What the exercise asks → Your task is to copy each line that has the word "this".

Dataset records →
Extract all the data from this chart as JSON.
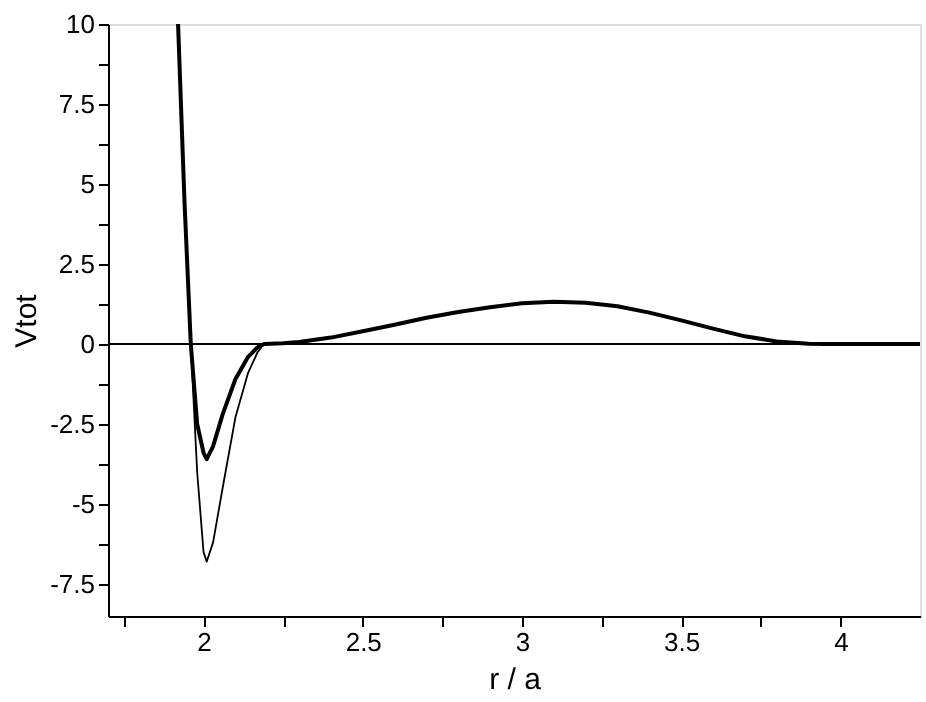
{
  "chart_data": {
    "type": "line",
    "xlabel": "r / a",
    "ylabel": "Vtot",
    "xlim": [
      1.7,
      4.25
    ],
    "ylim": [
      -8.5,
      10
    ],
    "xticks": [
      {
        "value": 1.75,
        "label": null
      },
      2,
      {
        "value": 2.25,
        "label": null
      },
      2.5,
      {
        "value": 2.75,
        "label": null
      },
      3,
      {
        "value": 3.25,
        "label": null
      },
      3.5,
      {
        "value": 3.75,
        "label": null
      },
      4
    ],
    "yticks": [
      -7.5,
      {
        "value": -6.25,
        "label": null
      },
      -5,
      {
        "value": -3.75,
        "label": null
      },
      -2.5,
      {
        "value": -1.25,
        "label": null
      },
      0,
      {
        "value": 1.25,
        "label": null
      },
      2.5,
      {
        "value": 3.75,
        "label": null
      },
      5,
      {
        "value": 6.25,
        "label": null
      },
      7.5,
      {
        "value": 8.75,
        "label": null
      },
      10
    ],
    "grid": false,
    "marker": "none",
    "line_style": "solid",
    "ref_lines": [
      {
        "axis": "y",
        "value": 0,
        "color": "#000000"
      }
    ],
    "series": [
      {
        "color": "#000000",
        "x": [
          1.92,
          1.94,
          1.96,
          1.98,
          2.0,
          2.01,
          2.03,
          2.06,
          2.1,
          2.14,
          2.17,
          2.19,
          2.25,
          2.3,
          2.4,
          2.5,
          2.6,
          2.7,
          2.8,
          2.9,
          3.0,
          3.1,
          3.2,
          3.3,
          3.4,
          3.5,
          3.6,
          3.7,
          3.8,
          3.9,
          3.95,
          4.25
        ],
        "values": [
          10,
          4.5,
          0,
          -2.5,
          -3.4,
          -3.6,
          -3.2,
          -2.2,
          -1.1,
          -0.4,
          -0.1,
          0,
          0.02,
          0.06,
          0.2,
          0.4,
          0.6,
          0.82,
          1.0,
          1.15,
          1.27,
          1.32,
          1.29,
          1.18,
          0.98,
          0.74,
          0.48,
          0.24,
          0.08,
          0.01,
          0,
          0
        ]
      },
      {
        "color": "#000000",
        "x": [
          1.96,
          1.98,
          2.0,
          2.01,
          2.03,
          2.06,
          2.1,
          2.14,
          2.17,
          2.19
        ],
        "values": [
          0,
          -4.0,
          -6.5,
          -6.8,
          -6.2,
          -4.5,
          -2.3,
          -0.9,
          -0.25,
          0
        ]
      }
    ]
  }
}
--
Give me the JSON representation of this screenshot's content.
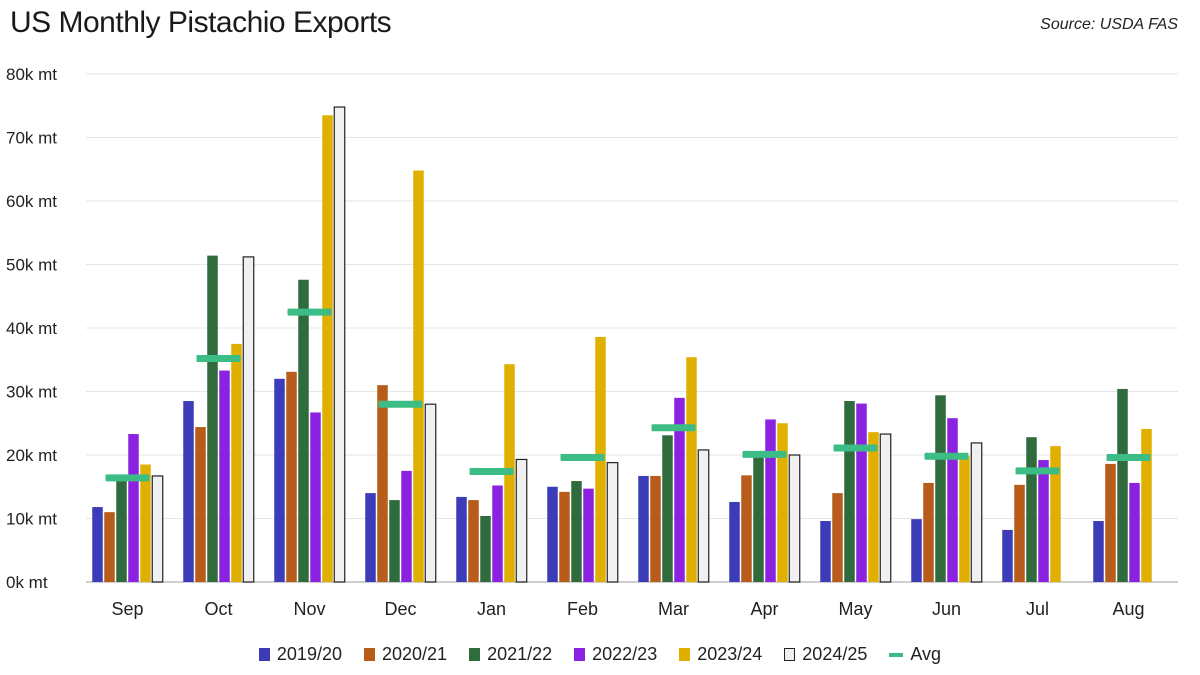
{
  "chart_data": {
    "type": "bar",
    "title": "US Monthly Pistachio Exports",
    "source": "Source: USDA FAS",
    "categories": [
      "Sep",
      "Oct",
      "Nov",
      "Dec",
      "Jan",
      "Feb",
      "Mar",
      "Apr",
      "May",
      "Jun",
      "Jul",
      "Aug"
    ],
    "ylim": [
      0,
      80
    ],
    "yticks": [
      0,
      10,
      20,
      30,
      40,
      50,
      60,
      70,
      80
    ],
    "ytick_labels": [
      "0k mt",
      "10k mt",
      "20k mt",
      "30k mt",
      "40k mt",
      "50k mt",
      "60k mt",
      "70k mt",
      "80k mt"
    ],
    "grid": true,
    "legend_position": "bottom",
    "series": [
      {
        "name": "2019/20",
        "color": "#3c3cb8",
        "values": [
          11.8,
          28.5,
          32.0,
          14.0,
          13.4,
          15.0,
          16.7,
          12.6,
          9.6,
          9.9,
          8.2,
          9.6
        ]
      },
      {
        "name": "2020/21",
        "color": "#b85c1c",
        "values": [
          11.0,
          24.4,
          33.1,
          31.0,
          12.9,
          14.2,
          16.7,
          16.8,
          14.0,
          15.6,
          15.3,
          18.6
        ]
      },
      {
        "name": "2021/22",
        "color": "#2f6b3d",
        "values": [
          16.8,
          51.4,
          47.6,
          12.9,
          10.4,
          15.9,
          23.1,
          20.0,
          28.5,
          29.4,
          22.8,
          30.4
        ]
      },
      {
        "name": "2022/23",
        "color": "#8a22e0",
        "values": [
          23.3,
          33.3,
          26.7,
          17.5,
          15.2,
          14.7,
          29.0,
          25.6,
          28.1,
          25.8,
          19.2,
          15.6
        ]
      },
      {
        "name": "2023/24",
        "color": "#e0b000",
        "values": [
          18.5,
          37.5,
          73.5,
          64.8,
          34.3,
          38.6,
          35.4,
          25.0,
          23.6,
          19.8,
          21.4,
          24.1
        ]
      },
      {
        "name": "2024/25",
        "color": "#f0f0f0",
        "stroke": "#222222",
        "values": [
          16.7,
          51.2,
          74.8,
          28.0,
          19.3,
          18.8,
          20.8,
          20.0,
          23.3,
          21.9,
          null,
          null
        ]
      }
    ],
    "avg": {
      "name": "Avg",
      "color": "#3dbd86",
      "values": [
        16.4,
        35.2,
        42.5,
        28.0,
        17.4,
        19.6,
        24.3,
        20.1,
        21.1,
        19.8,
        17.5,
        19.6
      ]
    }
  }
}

Expected output →
Extract all the data from this chart as JSON.
Give me the JSON representation of this screenshot's content.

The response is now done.